Omit every image, and transcribe the remaining entries exactly as given.

— start —

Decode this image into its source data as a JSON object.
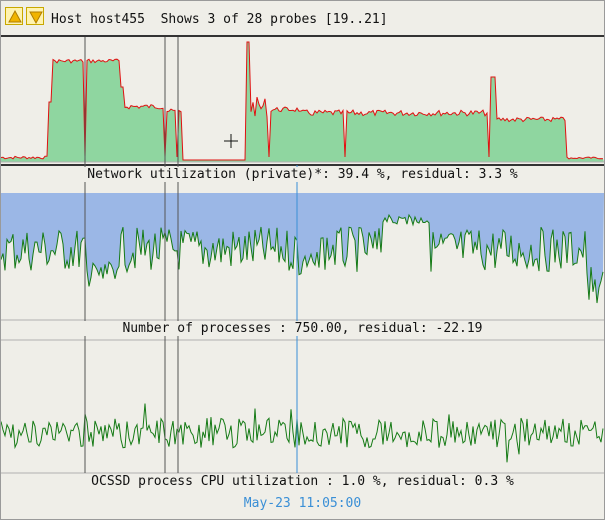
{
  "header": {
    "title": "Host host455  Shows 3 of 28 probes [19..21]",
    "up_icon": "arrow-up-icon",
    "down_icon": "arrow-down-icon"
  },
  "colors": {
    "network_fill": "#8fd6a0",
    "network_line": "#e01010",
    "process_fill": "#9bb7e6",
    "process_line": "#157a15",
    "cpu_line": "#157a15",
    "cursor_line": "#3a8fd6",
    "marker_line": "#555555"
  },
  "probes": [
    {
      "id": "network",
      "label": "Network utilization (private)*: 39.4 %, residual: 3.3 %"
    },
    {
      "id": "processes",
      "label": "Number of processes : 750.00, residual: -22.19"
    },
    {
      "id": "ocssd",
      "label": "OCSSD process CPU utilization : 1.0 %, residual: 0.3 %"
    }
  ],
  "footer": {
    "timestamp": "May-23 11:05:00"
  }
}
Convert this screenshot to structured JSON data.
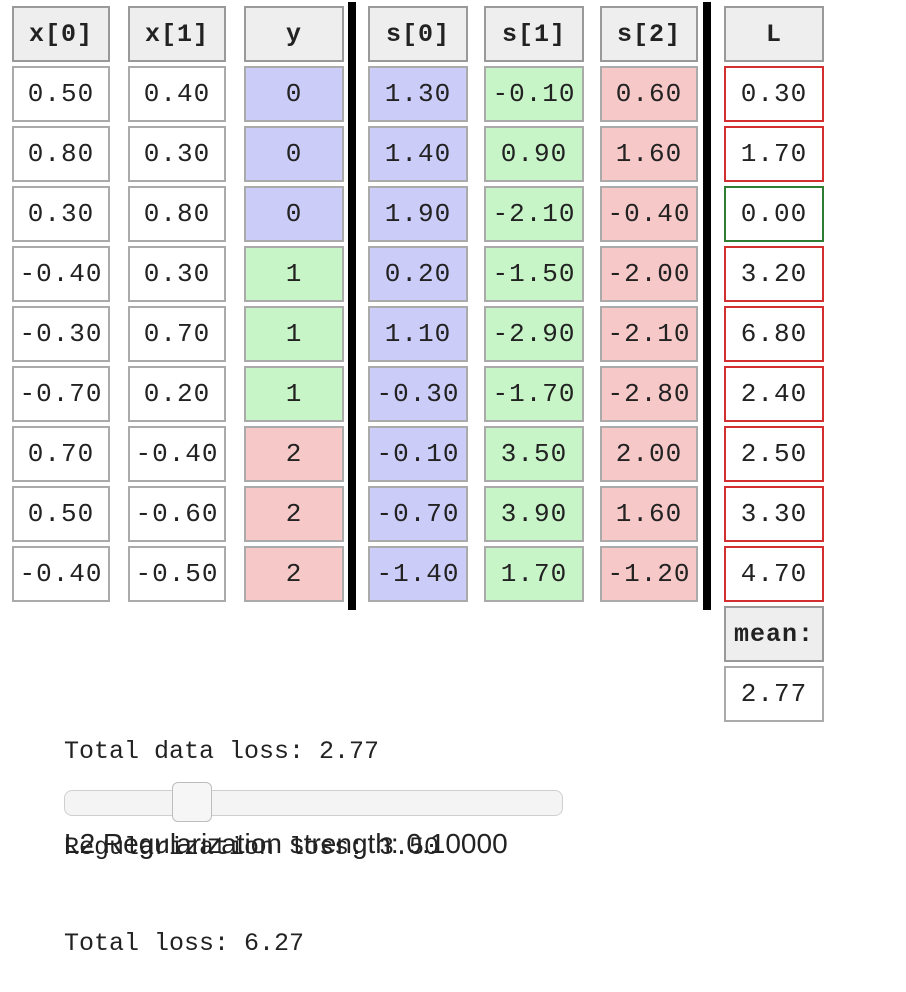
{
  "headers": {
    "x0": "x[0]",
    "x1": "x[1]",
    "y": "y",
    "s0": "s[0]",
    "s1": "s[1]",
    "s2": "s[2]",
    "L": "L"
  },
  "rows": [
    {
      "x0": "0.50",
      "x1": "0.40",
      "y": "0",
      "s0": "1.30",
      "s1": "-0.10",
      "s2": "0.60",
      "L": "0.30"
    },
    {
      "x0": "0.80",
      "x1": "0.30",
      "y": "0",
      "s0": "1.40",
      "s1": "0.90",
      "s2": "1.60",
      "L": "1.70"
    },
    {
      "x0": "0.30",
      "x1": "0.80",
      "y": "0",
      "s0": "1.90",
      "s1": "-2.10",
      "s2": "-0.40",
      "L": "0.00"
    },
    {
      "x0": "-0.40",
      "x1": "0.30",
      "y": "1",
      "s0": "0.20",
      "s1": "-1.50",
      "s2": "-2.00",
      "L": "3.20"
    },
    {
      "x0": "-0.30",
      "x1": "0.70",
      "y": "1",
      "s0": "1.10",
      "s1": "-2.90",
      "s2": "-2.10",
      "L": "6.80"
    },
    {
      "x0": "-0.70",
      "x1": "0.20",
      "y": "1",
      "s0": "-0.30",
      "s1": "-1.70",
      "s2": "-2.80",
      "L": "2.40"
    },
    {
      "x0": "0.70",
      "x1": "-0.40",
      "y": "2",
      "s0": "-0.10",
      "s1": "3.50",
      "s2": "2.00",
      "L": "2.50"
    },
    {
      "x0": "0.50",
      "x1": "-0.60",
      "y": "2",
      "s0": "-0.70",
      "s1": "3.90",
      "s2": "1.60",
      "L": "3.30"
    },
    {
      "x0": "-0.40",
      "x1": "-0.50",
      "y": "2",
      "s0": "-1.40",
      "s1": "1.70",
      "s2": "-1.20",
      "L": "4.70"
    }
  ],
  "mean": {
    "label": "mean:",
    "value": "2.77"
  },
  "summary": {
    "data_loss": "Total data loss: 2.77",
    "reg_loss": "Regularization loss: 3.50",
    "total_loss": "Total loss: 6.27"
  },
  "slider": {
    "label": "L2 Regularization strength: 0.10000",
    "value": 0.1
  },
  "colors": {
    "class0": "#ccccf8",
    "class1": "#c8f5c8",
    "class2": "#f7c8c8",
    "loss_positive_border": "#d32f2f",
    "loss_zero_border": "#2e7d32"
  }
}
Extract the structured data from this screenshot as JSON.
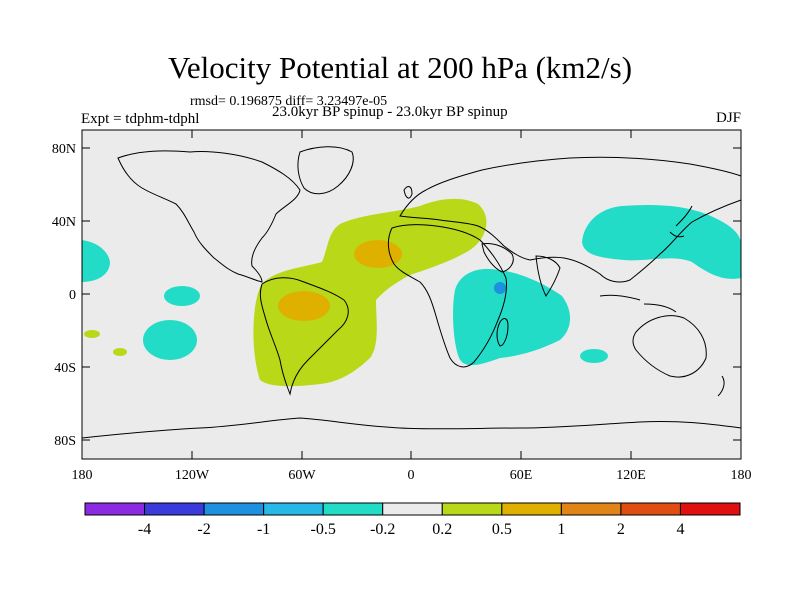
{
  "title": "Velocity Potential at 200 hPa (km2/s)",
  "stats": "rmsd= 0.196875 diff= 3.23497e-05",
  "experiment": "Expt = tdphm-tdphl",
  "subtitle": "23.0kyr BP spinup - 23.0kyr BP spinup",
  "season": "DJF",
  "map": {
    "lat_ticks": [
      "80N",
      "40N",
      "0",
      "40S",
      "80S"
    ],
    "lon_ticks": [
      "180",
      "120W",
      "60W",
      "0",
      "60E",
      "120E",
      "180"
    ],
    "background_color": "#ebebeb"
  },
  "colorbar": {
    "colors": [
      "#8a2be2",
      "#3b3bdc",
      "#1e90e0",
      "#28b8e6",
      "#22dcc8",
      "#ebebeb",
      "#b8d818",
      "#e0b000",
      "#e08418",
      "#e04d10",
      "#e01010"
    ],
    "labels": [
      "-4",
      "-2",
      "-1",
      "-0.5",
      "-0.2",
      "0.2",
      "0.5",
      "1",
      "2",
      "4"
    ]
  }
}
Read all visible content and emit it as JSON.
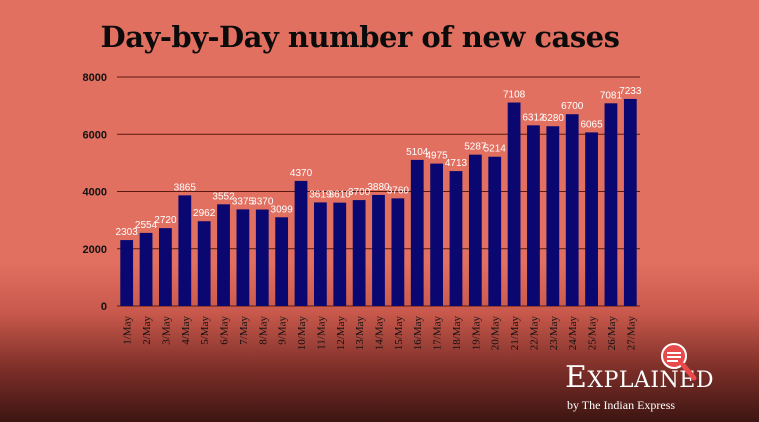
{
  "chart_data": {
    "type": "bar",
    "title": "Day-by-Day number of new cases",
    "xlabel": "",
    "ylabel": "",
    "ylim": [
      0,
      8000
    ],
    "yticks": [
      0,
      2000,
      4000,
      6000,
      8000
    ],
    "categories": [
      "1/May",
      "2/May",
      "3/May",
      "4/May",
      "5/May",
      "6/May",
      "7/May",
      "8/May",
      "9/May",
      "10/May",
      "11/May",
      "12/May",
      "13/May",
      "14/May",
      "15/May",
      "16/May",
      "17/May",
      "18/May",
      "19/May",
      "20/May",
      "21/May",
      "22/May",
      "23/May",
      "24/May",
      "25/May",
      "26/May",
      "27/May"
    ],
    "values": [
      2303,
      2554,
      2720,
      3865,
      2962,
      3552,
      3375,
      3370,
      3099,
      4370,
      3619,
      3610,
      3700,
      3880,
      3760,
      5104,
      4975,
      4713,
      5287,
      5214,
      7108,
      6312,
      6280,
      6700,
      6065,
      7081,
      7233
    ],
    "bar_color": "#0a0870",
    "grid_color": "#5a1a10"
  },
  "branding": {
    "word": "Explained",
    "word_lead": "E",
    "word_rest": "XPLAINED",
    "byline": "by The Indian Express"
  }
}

— end —

**Finished task**
Decode this image into its source data as a JSON object.
{
  "header": {
    "title": "Host host455  Shows 3 of 28 probes [19..21]",
    "up_icon": "arrow-up-icon",
    "down_icon": "arrow-down-icon"
  },
  "colors": {
    "network_fill": "#8fd6a0",
    "network_line": "#e01010",
    "process_fill": "#9bb7e6",
    "process_line": "#157a15",
    "cpu_line": "#157a15",
    "cursor_line": "#3a8fd6",
    "marker_line": "#555555"
  },
  "probes": [
    {
      "id": "network",
      "label": "Network utilization (private)*: 39.4 %, residual: 3.3 %"
    },
    {
      "id": "processes",
      "label": "Number of processes : 750.00, residual: -22.19"
    },
    {
      "id": "ocssd",
      "label": "OCSSD process CPU utilization : 1.0 %, residual: 0.3 %"
    }
  ],
  "footer": {
    "timestamp": "May-23 11:05:00"
  }
}
Convert this screenshot to structured JSON data.
{
  "headers": {
    "x0": "x[0]",
    "x1": "x[1]",
    "y": "y",
    "s0": "s[0]",
    "s1": "s[1]",
    "s2": "s[2]",
    "L": "L"
  },
  "rows": [
    {
      "x0": "0.50",
      "x1": "0.40",
      "y": "0",
      "s0": "1.30",
      "s1": "-0.10",
      "s2": "0.60",
      "L": "0.30"
    },
    {
      "x0": "0.80",
      "x1": "0.30",
      "y": "0",
      "s0": "1.40",
      "s1": "0.90",
      "s2": "1.60",
      "L": "1.70"
    },
    {
      "x0": "0.30",
      "x1": "0.80",
      "y": "0",
      "s0": "1.90",
      "s1": "-2.10",
      "s2": "-0.40",
      "L": "0.00"
    },
    {
      "x0": "-0.40",
      "x1": "0.30",
      "y": "1",
      "s0": "0.20",
      "s1": "-1.50",
      "s2": "-2.00",
      "L": "3.20"
    },
    {
      "x0": "-0.30",
      "x1": "0.70",
      "y": "1",
      "s0": "1.10",
      "s1": "-2.90",
      "s2": "-2.10",
      "L": "6.80"
    },
    {
      "x0": "-0.70",
      "x1": "0.20",
      "y": "1",
      "s0": "-0.30",
      "s1": "-1.70",
      "s2": "-2.80",
      "L": "2.40"
    },
    {
      "x0": "0.70",
      "x1": "-0.40",
      "y": "2",
      "s0": "-0.10",
      "s1": "3.50",
      "s2": "2.00",
      "L": "2.50"
    },
    {
      "x0": "0.50",
      "x1": "-0.60",
      "y": "2",
      "s0": "-0.70",
      "s1": "3.90",
      "s2": "1.60",
      "L": "3.30"
    },
    {
      "x0": "-0.40",
      "x1": "-0.50",
      "y": "2",
      "s0": "-1.40",
      "s1": "1.70",
      "s2": "-1.20",
      "L": "4.70"
    }
  ],
  "mean": {
    "label": "mean:",
    "value": "2.77"
  },
  "summary": {
    "data_loss": "Total data loss: 2.77",
    "reg_loss": "Regularization loss: 3.50",
    "total_loss": "Total loss: 6.27"
  },
  "slider": {
    "label": "L2 Regularization strength: 0.10000",
    "value": 0.1
  },
  "colors": {
    "class0": "#ccccf8",
    "class1": "#c8f5c8",
    "class2": "#f7c8c8",
    "loss_positive_border": "#d32f2f",
    "loss_zero_border": "#2e7d32"
  }
}
Extract the structured data from this screenshot as JSON.
{
  "title": "Velocity Potential at 200 hPa (km2/s)",
  "stats": "rmsd= 0.196875 diff= 3.23497e-05",
  "experiment": "Expt = tdphm-tdphl",
  "subtitle": "23.0kyr BP spinup - 23.0kyr BP spinup",
  "season": "DJF",
  "map": {
    "lat_ticks": [
      "80N",
      "40N",
      "0",
      "40S",
      "80S"
    ],
    "lon_ticks": [
      "180",
      "120W",
      "60W",
      "0",
      "60E",
      "120E",
      "180"
    ],
    "background_color": "#ebebeb"
  },
  "colorbar": {
    "colors": [
      "#8a2be2",
      "#3b3bdc",
      "#1e90e0",
      "#28b8e6",
      "#22dcc8",
      "#ebebeb",
      "#b8d818",
      "#e0b000",
      "#e08418",
      "#e04d10",
      "#e01010"
    ],
    "labels": [
      "-4",
      "-2",
      "-1",
      "-0.5",
      "-0.2",
      "0.2",
      "0.5",
      "1",
      "2",
      "4"
    ]
  }
}
Read all visible content and emit it as JSON.
{
  "chart_data": {
    "type": "bar",
    "title": "Day-by-Day number of new cases",
    "xlabel": "",
    "ylabel": "",
    "ylim": [
      0,
      8000
    ],
    "yticks": [
      0,
      2000,
      4000,
      6000,
      8000
    ],
    "categories": [
      "1/May",
      "2/May",
      "3/May",
      "4/May",
      "5/May",
      "6/May",
      "7/May",
      "8/May",
      "9/May",
      "10/May",
      "11/May",
      "12/May",
      "13/May",
      "14/May",
      "15/May",
      "16/May",
      "17/May",
      "18/May",
      "19/May",
      "20/May",
      "21/May",
      "22/May",
      "23/May",
      "24/May",
      "25/May",
      "26/May",
      "27/May"
    ],
    "values": [
      2303,
      2554,
      2720,
      3865,
      2962,
      3552,
      3375,
      3370,
      3099,
      4370,
      3619,
      3610,
      3700,
      3880,
      3760,
      5104,
      4975,
      4713,
      5287,
      5214,
      7108,
      6312,
      6280,
      6700,
      6065,
      7081,
      7233
    ],
    "bar_color": "#0a0870",
    "grid_color": "#5a1a10"
  },
  "branding": {
    "word": "Explained",
    "word_lead": "E",
    "word_rest": "XPLAINED",
    "byline": "by The Indian Express"
  }
}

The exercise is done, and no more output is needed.